GIVEN INSTRUCTION> Please pull out every one of the lines below and copy them word for word, without the pictures.

MATERIAL>
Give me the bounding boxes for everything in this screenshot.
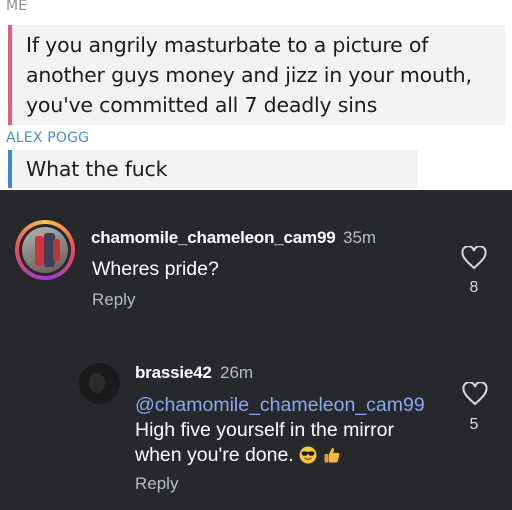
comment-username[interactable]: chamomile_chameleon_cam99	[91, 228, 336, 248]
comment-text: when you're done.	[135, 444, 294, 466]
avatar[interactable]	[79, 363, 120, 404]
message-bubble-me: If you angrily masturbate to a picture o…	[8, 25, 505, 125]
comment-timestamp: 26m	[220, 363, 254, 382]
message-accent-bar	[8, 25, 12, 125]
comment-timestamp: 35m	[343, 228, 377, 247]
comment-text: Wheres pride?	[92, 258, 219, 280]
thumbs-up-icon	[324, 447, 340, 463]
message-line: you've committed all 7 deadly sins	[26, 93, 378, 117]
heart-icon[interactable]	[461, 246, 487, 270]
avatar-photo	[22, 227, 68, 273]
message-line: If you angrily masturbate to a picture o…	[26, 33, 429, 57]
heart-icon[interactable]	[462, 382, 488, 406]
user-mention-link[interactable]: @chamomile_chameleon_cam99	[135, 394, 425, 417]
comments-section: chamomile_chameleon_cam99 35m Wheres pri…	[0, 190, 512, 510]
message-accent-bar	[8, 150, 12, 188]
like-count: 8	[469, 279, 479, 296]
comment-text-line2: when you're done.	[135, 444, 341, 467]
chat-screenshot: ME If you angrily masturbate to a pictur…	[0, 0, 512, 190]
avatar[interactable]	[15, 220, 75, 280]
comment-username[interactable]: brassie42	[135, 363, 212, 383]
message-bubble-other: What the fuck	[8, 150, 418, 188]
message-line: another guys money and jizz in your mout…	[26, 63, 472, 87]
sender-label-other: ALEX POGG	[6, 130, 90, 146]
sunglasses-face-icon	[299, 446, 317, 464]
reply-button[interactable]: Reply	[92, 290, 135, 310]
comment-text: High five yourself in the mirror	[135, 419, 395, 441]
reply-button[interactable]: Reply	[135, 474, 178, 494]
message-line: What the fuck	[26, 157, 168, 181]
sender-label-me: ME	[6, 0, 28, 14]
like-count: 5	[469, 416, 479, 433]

OUTPUT BELOW>
Give me the bounding boxes for everything in this screenshot.
comment-username[interactable]: chamomile_chameleon_cam99	[91, 228, 336, 248]
comment-text: when you're done.	[135, 444, 294, 466]
avatar[interactable]	[79, 363, 120, 404]
message-bubble-me: If you angrily masturbate to a picture o…	[8, 25, 505, 125]
comment-timestamp: 26m	[220, 363, 254, 382]
message-accent-bar	[8, 25, 12, 125]
comment-timestamp: 35m	[343, 228, 377, 247]
comment-text: Wheres pride?	[92, 258, 219, 280]
thumbs-up-icon	[324, 447, 340, 463]
message-line: you've committed all 7 deadly sins	[26, 93, 378, 117]
heart-icon[interactable]	[461, 246, 487, 270]
avatar-photo	[22, 227, 68, 273]
message-line: If you angrily masturbate to a picture o…	[26, 33, 429, 57]
heart-icon[interactable]	[462, 382, 488, 406]
user-mention-link[interactable]: @chamomile_chameleon_cam99	[135, 394, 425, 417]
comments-section: chamomile_chameleon_cam99 35m Wheres pri…	[0, 190, 512, 510]
message-accent-bar	[8, 150, 12, 188]
like-count: 8	[469, 279, 479, 296]
comment-text-line2: when you're done.	[135, 444, 341, 467]
chat-screenshot: ME If you angrily masturbate to a pictur…	[0, 0, 512, 190]
avatar[interactable]	[15, 220, 75, 280]
comment-username[interactable]: brassie42	[135, 363, 212, 383]
message-bubble-other: What the fuck	[8, 150, 418, 188]
message-line: another guys money and jizz in your mout…	[26, 63, 472, 87]
sender-label-other: ALEX POGG	[6, 130, 90, 146]
sunglasses-face-icon	[299, 446, 317, 464]
reply-button[interactable]: Reply	[92, 290, 135, 310]
comment-text: High five yourself in the mirror	[135, 419, 395, 441]
reply-button[interactable]: Reply	[135, 474, 178, 494]
message-line: What the fuck	[26, 157, 168, 181]
sender-label-me: ME	[6, 0, 28, 14]
like-count: 5	[469, 416, 479, 433]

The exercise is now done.